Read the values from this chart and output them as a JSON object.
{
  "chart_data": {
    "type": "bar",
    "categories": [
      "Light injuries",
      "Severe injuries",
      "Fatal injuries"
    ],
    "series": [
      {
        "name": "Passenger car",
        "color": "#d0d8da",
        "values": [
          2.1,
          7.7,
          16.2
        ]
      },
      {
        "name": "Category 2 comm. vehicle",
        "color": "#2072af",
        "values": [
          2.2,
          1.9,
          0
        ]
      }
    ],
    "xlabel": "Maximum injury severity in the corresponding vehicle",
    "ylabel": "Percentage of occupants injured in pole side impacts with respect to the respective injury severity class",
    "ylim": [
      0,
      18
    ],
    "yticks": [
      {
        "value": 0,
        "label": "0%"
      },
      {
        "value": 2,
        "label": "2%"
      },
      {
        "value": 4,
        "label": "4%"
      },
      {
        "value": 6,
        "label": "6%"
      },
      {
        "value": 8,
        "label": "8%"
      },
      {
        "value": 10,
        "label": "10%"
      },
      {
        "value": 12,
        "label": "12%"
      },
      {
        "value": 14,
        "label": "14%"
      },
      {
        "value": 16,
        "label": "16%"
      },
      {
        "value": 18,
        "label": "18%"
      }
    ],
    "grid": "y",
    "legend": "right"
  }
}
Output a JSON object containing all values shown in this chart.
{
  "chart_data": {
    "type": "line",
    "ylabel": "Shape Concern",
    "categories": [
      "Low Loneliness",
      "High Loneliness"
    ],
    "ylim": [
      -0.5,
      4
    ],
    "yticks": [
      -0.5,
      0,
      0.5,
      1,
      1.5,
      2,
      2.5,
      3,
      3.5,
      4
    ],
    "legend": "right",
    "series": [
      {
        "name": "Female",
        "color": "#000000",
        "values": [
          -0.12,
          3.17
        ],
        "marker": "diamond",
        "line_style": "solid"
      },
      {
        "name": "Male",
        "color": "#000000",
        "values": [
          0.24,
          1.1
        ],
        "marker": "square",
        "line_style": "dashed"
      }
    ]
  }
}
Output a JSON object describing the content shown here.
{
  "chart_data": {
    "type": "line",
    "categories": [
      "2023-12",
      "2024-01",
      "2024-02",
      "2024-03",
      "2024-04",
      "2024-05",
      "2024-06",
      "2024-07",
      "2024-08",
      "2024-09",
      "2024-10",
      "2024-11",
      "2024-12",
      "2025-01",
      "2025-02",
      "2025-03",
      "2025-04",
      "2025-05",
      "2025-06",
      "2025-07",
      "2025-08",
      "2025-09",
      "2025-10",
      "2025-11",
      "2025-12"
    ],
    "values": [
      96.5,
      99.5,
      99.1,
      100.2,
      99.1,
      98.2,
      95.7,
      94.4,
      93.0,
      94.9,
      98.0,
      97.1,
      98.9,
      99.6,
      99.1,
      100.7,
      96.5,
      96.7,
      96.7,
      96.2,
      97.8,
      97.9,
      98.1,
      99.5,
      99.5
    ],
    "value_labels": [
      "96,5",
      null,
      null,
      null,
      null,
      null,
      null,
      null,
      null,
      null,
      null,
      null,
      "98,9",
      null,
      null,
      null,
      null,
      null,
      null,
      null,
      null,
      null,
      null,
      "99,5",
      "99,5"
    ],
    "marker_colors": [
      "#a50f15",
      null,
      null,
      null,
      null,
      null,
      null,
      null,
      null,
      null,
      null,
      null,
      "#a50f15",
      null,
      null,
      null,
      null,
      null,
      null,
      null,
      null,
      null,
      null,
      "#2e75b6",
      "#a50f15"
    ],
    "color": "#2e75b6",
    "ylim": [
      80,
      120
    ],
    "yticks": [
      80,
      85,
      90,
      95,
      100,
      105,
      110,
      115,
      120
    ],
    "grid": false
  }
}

★ ★ ★ ★ ★ ★ ★

- **WHAT IS ASKED**
Filter the entries and copy out every line with the word "ylabel".

- **EXERCISE RESPONSE**
    "ylabel": "Percentage of occupants injured in pole side impacts with respect to the respective injury severity class",
    "ylabel": "Shape Concern",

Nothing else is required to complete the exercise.